> Texto fuente

....

La tenista estuvo en Madrid para seleccionar al grupo de hombres que le recogerán las pelotas. Cada chico junto al otro, todos ellos aspirantes a servirle durante el próximo Sony Ericsson Championships (torneo que cierra la temporada de la WTA y que reunirá en Madrid, entre el 7 y el 12 de noviembre, a las mejores tenistas de la clasificación mundial). Allí coincidió con los toreros en las primeras tardes de San Isidro. Pero no fue a Las Ventas porque debió asistir al casting. Los chicos, un grupo de modelos de Hugo Boss, se formaron para someterse a sus preguntas inquisitivas. El trámite, presidido por la propia Sharapova, registró indagaciones a adolescentes musculosos.

"Los recogepelotas deben", dice Sharapova, "coger la bola en el lugar adecuado y no mirar lo que hay bajo las faldas. Esto último es lo principal".

"Normalmente, yo no juzgo a la gente por lo que aparenta", avisa. "Me gusta la gente graciosa porque me gusta reírme mucho. Pero mirar tipos guapos no hace daño, así es que yo miro". La tenista suelta una risa estridente. Semejante al chillido de un pájaro. Se le ha ocurrido otro requisito para ser aceptado entre sus recogepelotas: "Deben entenderte cuando les dices: 'Cariño, ve y acércame la toalla".

....

> Extracto de datos

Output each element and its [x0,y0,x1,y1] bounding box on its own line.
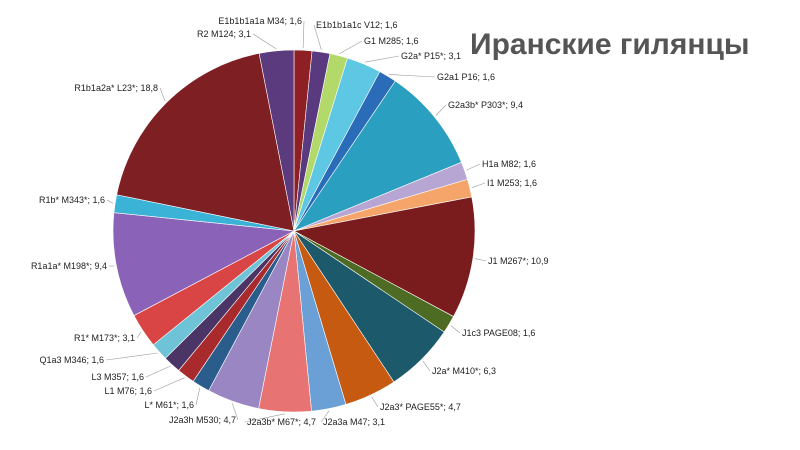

....

> Tareas obligatorias
**1)** Responde, a partir del texto sobre Sharapova:
(a) ¿Entre qué días de noviembre se celebrará el torneo en Madrid?
(b) ¿De qué marca eran modelos los chicos del casting?
(c) ¿Por qué le gusta a Sharapova la gente graciosa?
**2)** Enumera todos los requisitos que, según el texto sobre Sharapova, deben cumplir sus recogepelotas.
**3)** Reproduce literalmente el fragmento del texto sobre Sharapova que empieza en "La tenista estuvo" y termina en "a adolescentes musculosos.".

> Ejercicio resuelto
**1)**
(a) Entre el 7 y el 12 de noviembre.
(b) De Hugo Boss.
(c) Porque le gusta reírse mucho.

**2)**
- Coger la bola en el lugar adecuado.
- No mirar lo que hay bajo las faldas.
- Entenderla cuando les dice: "Cariño, ve y acércame la toalla".

**3)**
La tenista estuvo en Madrid para seleccionar al grupo de hombres que le recogerán las pelotas. Cada chico junto al otro, todos ellos aspirantes a servirle durante el próximo Sony Ericsson Championships (torneo que cierra la temporada de la WTA y que reunirá en Madrid, entre el 7 y el 12 de noviembre, a las mejores tenistas de la clasificación mundial). Allí coincidió con los toreros en las primeras tardes de San Isidro. Pero no fue a Las Ventas porque debió asistir al casting. Los chicos, un grupo de modelos de Hugo Boss, se formaron para someterse a sus preguntas inquisitivas. El trámite, presidido por la propia Sharapova, registró indagaciones a adolescentes musculosos.